= GIVEN PASSAGE =
[Start of section]
There are other skill sets to discuss.

Health sounds like either a lot of sweating or a lot of untasty and hard-to-chew food. It can be that. It can be the best you can do, as you can do it. It can be a root vegetable juice in the morning to fight the inflammation of life's toxins, both chemical and psychological. It can be as simple as a Jamba three times a week — the healthy one that tastes good and isn't basically a dessert smoothie.

Whatever little things, or major things, you do in terms of Self Health Care, do these things, or more: drink your cold-pressed veggies instead of getting them fried — get a cold-press juicer, add beets, ginger, turmeric, carrot, and a touch of apple or pear to sweeten. Get your heart rate over 122 for 22 minutes a day (assuming you have no comorbidities). And grow as much of your own vegetables and fruit as you can, whether you're in a double-wide or a downtown high-rise.

If it's a chore, then it's a chore, but you best master that chore. Only got time to grow one tomato plant and then one squash plant and then one pumpkin? Do that, then. The point is this: similar to the humble confidence that comes from feeling safe because you train to survive a fight — knowing that you know how to grow your food, even if you never have to actually live off of it, gives you a sense of wellbeing that empowers you psychologically and metaphysically. As in, your feelings of destiny, free will, universal good. Become kind of a geek about it. Get your soil analyzed. Make your own worm tea. Email experts about strange spots on your Japanese eggplant.

Before you practice that Judgment we were talking about earlier, there's one more thing. Let go of the "body-mind-spirit" trap.

We are body and mind. We are mind and spirit — or soul, or essence, or what-have-you. When you tend to the health of the body, the brain (the hardware) included, you are tending to the health of the mind by tending to the health of the brain. You must also tend to the mind so that the spirit and the soul can be healthy.

Healthy Body = Healthy Brain. Healthy Mind = Healthy Soul.
[End of section]
(Recorded data)
[Start of section]
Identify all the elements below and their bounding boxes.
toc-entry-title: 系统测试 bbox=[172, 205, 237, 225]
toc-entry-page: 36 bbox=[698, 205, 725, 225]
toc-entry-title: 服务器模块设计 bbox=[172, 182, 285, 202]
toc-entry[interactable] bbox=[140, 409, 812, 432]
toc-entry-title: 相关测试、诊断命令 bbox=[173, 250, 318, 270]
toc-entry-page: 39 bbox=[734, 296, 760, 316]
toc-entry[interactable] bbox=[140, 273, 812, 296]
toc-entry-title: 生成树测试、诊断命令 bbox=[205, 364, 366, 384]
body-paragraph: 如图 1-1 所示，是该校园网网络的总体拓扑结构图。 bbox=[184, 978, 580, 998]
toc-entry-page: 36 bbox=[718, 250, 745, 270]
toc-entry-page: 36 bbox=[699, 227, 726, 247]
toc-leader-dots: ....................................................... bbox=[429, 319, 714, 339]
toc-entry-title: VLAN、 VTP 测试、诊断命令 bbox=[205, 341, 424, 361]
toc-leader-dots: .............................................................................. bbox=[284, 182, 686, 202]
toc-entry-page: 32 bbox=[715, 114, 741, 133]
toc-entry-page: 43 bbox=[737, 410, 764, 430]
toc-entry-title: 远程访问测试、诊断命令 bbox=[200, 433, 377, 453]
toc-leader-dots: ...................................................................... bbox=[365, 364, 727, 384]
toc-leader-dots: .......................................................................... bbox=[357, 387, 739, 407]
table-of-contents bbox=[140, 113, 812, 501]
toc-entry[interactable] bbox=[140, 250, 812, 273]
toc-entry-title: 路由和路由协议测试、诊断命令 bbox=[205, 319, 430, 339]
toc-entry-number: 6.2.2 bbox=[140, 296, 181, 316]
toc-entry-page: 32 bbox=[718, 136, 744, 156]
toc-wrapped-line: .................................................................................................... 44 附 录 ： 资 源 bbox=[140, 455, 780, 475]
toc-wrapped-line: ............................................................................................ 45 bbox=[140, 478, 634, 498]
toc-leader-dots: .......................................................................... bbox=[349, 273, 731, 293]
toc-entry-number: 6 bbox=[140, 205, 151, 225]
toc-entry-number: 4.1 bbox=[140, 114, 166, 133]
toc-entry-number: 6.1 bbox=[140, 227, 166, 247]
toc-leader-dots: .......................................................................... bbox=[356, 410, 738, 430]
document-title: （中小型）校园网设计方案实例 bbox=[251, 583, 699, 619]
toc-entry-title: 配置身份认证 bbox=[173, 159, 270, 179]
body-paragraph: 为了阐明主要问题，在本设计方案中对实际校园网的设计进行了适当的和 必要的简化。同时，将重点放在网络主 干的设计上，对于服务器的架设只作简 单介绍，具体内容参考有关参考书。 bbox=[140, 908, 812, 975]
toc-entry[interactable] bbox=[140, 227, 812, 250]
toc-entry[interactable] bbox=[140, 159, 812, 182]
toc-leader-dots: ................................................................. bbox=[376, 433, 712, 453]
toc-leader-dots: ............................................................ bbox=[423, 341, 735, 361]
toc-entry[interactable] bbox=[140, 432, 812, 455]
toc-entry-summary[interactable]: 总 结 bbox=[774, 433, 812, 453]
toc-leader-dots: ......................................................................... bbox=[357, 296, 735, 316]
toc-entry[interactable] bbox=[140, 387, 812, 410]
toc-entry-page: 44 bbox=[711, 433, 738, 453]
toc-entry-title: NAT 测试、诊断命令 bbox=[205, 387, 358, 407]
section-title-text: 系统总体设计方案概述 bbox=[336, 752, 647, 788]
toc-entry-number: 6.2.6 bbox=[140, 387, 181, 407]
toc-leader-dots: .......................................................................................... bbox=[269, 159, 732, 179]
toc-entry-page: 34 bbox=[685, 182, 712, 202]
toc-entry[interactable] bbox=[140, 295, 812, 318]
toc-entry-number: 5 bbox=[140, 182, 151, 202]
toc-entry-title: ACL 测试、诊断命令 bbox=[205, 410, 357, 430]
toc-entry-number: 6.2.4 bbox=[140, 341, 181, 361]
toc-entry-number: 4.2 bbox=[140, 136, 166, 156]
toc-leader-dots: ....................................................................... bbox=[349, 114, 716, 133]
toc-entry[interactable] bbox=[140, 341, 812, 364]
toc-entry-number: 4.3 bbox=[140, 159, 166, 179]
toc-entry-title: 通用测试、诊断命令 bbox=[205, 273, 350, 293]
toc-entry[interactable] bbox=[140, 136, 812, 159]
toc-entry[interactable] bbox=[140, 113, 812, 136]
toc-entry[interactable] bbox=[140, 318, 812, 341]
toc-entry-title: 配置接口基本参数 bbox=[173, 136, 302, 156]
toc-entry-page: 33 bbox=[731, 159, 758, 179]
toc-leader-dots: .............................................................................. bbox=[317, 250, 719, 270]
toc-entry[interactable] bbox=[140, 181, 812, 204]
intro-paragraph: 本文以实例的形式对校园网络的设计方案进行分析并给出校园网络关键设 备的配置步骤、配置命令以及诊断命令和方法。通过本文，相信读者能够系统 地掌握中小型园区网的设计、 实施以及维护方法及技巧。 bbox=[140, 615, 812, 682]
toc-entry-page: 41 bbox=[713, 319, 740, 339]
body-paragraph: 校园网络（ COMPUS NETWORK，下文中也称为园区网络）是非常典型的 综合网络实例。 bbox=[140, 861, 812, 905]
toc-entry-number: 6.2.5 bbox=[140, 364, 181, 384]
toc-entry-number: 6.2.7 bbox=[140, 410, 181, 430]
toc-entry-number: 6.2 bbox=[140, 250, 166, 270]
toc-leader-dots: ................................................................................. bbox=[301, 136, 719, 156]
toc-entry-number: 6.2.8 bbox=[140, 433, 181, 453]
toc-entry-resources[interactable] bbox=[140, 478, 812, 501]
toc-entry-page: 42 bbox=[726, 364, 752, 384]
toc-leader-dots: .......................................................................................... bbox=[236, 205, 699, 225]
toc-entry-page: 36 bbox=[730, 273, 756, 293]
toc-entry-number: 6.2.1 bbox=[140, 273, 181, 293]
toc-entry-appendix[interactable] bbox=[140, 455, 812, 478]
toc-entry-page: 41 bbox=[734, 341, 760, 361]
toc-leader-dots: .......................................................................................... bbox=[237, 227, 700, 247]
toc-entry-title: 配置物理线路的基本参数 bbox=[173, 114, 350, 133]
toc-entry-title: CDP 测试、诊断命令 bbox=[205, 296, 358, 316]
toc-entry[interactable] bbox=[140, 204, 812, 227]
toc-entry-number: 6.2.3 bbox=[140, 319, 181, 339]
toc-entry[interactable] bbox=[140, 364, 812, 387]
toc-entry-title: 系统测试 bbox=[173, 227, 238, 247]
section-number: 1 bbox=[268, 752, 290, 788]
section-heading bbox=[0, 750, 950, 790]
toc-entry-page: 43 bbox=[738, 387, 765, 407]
[End of section]
= ASSIGNED TASK =
Could you continue the piece on self health care, picking up right after "Healthy Body = Healthy Brain. Healthy Mind = Healthy Soul."?

= EXERCISE OUTPUT =
A mind filled with the Great Ideas, tended with good advice, thrilling mysteries, and the occasional self-help book that just somehow makes sense and helps you deal with grief or nihilism or something much lighter — the mind becomes a fertile place for the soul to grow and to glow.

Where is all that preamble leading?

To the ever-so-simplistic advice: Read.

Read for fun, sure. I love Dune, and The Hobbit, and The Screwtape Letters (that book is so not what C.S. Lewis thought it was, or it is exactly what he wanted it to be — it's just great). But also read The Great Conversation and books for your path.

The Great Conversation will be covered, also at length, later and throughout. But it's those other books — the books for your path — we'll discuss here.

Are you a county clerk? Read a book a year about everything from the history of county clerks in the U.S. to the bylaws of your county. Just something related to your context. Maybe there's not a book a year for that content, but you can extend it to your church, your union chapter, something. I know of an engineer who was always studying old ways of building things and came across an idea to integrate earthworks with permaculture guilds. He attributed his breakthrough to something he'd read in a very old text. We may not all change an industry, but we can change our lives.

Read a book a week when you can. At least a book a month. Don't get locked into a genre. Read autobiographies for sure, and posthumous biographies. Living biographies are usually filled with lies and deceptions.